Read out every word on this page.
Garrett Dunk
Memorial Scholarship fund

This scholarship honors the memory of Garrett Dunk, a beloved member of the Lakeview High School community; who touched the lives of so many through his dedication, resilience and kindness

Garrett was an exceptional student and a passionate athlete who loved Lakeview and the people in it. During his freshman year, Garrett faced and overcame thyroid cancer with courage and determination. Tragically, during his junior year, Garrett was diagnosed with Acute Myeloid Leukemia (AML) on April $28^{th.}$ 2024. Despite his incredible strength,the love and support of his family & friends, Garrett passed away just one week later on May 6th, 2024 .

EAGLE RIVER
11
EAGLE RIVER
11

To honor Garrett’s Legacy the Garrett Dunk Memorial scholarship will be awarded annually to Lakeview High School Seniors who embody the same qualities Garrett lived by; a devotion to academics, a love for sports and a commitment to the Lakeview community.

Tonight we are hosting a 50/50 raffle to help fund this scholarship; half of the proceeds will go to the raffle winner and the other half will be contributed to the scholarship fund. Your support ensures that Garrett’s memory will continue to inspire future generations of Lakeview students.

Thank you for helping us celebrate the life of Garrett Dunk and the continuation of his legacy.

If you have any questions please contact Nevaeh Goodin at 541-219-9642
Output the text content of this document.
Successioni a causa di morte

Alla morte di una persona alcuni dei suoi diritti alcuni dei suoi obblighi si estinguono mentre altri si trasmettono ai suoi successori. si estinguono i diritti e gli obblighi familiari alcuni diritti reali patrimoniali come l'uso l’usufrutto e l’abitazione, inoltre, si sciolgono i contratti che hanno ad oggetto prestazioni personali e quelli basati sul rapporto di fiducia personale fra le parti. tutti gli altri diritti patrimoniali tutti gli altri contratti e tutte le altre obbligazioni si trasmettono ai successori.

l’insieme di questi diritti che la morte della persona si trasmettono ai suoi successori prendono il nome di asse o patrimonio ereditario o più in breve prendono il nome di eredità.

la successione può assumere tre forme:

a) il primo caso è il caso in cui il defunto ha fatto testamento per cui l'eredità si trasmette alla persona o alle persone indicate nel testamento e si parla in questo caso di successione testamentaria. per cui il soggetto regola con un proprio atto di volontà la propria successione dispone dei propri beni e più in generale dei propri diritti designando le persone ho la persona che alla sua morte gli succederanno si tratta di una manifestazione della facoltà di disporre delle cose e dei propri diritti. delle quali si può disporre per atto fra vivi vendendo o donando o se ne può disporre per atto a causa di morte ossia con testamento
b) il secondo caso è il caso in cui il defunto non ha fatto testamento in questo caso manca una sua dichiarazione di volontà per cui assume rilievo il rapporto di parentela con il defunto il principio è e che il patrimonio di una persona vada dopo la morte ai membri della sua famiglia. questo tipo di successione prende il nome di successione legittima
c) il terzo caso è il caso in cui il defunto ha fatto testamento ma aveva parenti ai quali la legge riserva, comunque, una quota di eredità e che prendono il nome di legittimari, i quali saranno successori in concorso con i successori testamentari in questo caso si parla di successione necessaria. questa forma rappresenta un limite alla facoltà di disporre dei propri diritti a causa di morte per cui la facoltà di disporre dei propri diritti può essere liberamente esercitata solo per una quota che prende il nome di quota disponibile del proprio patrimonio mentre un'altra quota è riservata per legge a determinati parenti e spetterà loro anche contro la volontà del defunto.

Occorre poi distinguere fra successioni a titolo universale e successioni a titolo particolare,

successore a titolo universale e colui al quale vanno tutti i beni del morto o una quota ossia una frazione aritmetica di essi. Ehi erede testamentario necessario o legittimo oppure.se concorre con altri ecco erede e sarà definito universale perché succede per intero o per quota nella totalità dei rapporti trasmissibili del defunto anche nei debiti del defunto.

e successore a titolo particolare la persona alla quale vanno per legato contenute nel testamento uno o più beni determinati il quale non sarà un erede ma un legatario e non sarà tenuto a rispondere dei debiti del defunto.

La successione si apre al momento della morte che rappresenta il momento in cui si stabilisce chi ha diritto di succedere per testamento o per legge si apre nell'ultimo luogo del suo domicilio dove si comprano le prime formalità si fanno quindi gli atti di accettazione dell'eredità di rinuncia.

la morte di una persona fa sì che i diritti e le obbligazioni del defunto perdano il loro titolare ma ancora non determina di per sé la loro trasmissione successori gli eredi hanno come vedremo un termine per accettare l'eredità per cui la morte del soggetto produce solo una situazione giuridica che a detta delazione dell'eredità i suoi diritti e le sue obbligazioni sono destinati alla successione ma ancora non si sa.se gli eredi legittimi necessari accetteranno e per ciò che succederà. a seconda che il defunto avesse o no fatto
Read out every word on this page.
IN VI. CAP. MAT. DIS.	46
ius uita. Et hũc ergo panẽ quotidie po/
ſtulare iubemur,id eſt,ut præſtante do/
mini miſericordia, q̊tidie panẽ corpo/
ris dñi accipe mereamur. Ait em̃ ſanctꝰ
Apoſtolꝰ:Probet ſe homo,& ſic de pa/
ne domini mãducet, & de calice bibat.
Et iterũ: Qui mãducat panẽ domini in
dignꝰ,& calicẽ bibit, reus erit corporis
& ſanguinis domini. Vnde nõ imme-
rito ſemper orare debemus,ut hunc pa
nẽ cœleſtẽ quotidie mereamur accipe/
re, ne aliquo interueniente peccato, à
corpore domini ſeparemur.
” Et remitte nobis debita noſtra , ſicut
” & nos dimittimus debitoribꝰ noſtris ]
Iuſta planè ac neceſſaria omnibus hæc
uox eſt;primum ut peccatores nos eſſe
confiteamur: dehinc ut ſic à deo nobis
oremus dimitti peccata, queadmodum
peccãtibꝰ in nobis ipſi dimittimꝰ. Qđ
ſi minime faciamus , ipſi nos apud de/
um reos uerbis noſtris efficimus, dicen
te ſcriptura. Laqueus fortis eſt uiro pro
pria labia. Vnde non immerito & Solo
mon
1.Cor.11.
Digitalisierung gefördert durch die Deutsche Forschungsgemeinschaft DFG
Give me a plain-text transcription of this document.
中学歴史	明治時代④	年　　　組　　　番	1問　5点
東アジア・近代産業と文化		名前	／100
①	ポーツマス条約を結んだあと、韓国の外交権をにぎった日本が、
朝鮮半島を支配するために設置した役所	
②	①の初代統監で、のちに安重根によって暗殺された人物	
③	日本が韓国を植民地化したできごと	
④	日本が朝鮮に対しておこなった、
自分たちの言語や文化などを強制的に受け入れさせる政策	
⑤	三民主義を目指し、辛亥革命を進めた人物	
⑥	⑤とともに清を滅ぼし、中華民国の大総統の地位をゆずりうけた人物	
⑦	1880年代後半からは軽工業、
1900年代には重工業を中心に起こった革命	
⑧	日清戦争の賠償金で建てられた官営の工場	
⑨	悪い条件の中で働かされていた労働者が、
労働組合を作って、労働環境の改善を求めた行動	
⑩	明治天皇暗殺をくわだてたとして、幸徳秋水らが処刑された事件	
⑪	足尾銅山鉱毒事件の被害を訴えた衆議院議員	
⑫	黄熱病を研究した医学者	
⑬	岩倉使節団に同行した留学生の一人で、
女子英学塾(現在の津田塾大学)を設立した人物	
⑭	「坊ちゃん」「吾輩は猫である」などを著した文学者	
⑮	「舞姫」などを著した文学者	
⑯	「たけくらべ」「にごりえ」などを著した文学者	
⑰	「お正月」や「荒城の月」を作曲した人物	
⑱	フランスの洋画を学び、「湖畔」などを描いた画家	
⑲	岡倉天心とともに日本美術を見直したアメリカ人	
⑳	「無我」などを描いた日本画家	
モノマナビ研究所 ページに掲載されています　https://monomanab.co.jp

_ _ _ _

In this exercise, repeat all entries exactly.

#### OUTPUT OF THE TASK:
Read out every word on this page.
Garrett Dunk
Memorial Scholarship fund

This scholarship honors the memory of Garrett Dunk, a beloved member of the Lakeview High School community; who touched the lives of so many through his dedication, resilience and kindness

Garrett was an exceptional student and a passionate athlete who loved Lakeview and the people in it. During his freshman year, Garrett faced and overcame thyroid cancer with courage and determination. Tragically, during his junior year, Garrett was diagnosed with Acute Myeloid Leukemia (AML) on April $28^{th.}$ 2024. Despite his incredible strength,the love and support of his family & friends, Garrett passed away just one week later on May 6th, 2024 .

EAGLE RIVER
11
EAGLE RIVER
11

To honor Garrett’s Legacy the Garrett Dunk Memorial scholarship will be awarded annually to Lakeview High School Seniors who embody the same qualities Garrett lived by; a devotion to academics, a love for sports and a commitment to the Lakeview community.

Tonight we are hosting a 50/50 raffle to help fund this scholarship; half of the proceeds will go to the raffle winner and the other half will be contributed to the scholarship fund. Your support ensures that Garrett’s memory will continue to inspire future generations of Lakeview students.

Thank you for helping us celebrate the life of Garrett Dunk and the continuation of his legacy.

If you have any questions please contact Nevaeh Goodin at 541-219-9642
Output the text content of this document.
Successioni a causa di morte

Alla morte di una persona alcuni dei suoi diritti alcuni dei suoi obblighi si estinguono mentre altri si trasmettono ai suoi successori. si estinguono i diritti e gli obblighi familiari alcuni diritti reali patrimoniali come l'uso l’usufrutto e l’abitazione, inoltre, si sciolgono i contratti che hanno ad oggetto prestazioni personali e quelli basati sul rapporto di fiducia personale fra le parti. tutti gli altri diritti patrimoniali tutti gli altri contratti e tutte le altre obbligazioni si trasmettono ai successori.

l’insieme di questi diritti che la morte della persona si trasmettono ai suoi successori prendono il nome di asse o patrimonio ereditario o più in breve prendono il nome di eredità.

la successione può assumere tre forme:

a) il primo caso è il caso in cui il defunto ha fatto testamento per cui l'eredità si trasmette alla persona o alle persone indicate nel testamento e si parla in questo caso di successione testamentaria. per cui il soggetto regola con un proprio atto di volontà la propria successione dispone dei propri beni e più in generale dei propri diritti designando le persone ho la persona che alla sua morte gli succederanno si tratta di una manifestazione della facoltà di disporre delle cose e dei propri diritti. delle quali si può disporre per atto fra vivi vendendo o donando o se ne può disporre per atto a causa di morte ossia con testamento
b) il secondo caso è il caso in cui il defunto non ha fatto testamento in questo caso manca una sua dichiarazione di volontà per cui assume rilievo il rapporto di parentela con il defunto il principio è e che il patrimonio di una persona vada dopo la morte ai membri della sua famiglia. questo tipo di successione prende il nome di successione legittima
c) il terzo caso è il caso in cui il defunto ha fatto testamento ma aveva parenti ai quali la legge riserva, comunque, una quota di eredità e che prendono il nome di legittimari, i quali saranno successori in concorso con i successori testamentari in questo caso si parla di successione necessaria. questa forma rappresenta un limite alla facoltà di disporre dei propri diritti a causa di morte per cui la facoltà di disporre dei propri diritti può essere liberamente esercitata solo per una quota che prende il nome di quota disponibile del proprio patrimonio mentre un'altra quota è riservata per legge a determinati parenti e spetterà loro anche contro la volontà del defunto.

Occorre poi distinguere fra successioni a titolo universale e successioni a titolo particolare,

successore a titolo universale e colui al quale vanno tutti i beni del morto o una quota ossia una frazione aritmetica di essi. Ehi erede testamentario necessario o legittimo oppure.se concorre con altri ecco erede e sarà definito universale perché succede per intero o per quota nella totalità dei rapporti trasmissibili del defunto anche nei debiti del defunto.

e successore a titolo particolare la persona alla quale vanno per legato contenute nel testamento uno o più beni determinati il quale non sarà un erede ma un legatario e non sarà tenuto a rispondere dei debiti del defunto.

La successione si apre al momento della morte che rappresenta il momento in cui si stabilisce chi ha diritto di succedere per testamento o per legge si apre nell'ultimo luogo del suo domicilio dove si comprano le prime formalità si fanno quindi gli atti di accettazione dell'eredità di rinuncia.

la morte di una persona fa sì che i diritti e le obbligazioni del defunto perdano il loro titolare ma ancora non determina di per sé la loro trasmissione successori gli eredi hanno come vedremo un termine per accettare l'eredità per cui la morte del soggetto produce solo una situazione giuridica che a detta delazione dell'eredità i suoi diritti e le sue obbligazioni sono destinati alla successione ma ancora non si sa.se gli eredi legittimi necessari accetteranno e per ciò che succederà. a seconda che il defunto avesse o no fatto
Read out every word on this page.
IN VI. CAP. MAT. DIS.	46
ius uita. Et hũc ergo panẽ quotidie po/
ſtulare iubemur,id eſt,ut præſtante do/
mini miſericordia, q̊tidie panẽ corpo/
ris dñi accipe mereamur. Ait em̃ ſanctꝰ
Apoſtolꝰ:Probet ſe homo,& ſic de pa/
ne domini mãducet, & de calice bibat.
Et iterũ: Qui mãducat panẽ domini in
dignꝰ,& calicẽ bibit, reus erit corporis
& ſanguinis domini. Vnde nõ imme-
rito ſemper orare debemus,ut hunc pa
nẽ cœleſtẽ quotidie mereamur accipe/
re, ne aliquo interueniente peccato, à
corpore domini ſeparemur.
” Et remitte nobis debita noſtra , ſicut
” & nos dimittimus debitoribꝰ noſtris ]
Iuſta planè ac neceſſaria omnibus hæc
uox eſt;primum ut peccatores nos eſſe
confiteamur: dehinc ut ſic à deo nobis
oremus dimitti peccata, queadmodum
peccãtibꝰ in nobis ipſi dimittimꝰ. Qđ
ſi minime faciamus , ipſi nos apud de/
um reos uerbis noſtris efficimus, dicen
te ſcriptura. Laqueus fortis eſt uiro pro
pria labia. Vnde non immerito & Solo
mon
1.Cor.11.
Digitalisierung gefördert durch die Deutsche Forschungsgemeinschaft DFG
Give me a plain-text transcription of this document.
中学歴史	明治時代④	年　　　組　　　番	1問　5点
東アジア・近代産業と文化		名前	／100
①	ポーツマス条約を結んだあと、韓国の外交権をにぎった日本が、
朝鮮半島を支配するために設置した役所	
②	①の初代統監で、のちに安重根によって暗殺された人物	
③	日本が韓国を植民地化したできごと	
④	日本が朝鮮に対しておこなった、
自分たちの言語や文化などを強制的に受け入れさせる政策	
⑤	三民主義を目指し、辛亥革命を進めた人物	
⑥	⑤とともに清を滅ぼし、中華民国の大総統の地位をゆずりうけた人物	
⑦	1880年代後半からは軽工業、
1900年代には重工業を中心に起こった革命	
⑧	日清戦争の賠償金で建てられた官営の工場	
⑨	悪い条件の中で働かされていた労働者が、
労働組合を作って、労働環境の改善を求めた行動	
⑩	明治天皇暗殺をくわだてたとして、幸徳秋水らが処刑された事件	
⑪	足尾銅山鉱毒事件の被害を訴えた衆議院議員	
⑫	黄熱病を研究した医学者	
⑬	岩倉使節団に同行した留学生の一人で、
女子英学塾(現在の津田塾大学)を設立した人物	
⑭	「坊ちゃん」「吾輩は猫である」などを著した文学者	
⑮	「舞姫」などを著した文学者	
⑯	「たけくらべ」「にごりえ」などを著した文学者	
⑰	「お正月」や「荒城の月」を作曲した人物	
⑱	フランスの洋画を学び、「湖畔」などを描いた画家	
⑲	岡倉天心とともに日本美術を見直したアメリカ人	
⑳	「無我」などを描いた日本画家	
モノマナビ研究所 ページに掲載されています　https://monomanab.co.jp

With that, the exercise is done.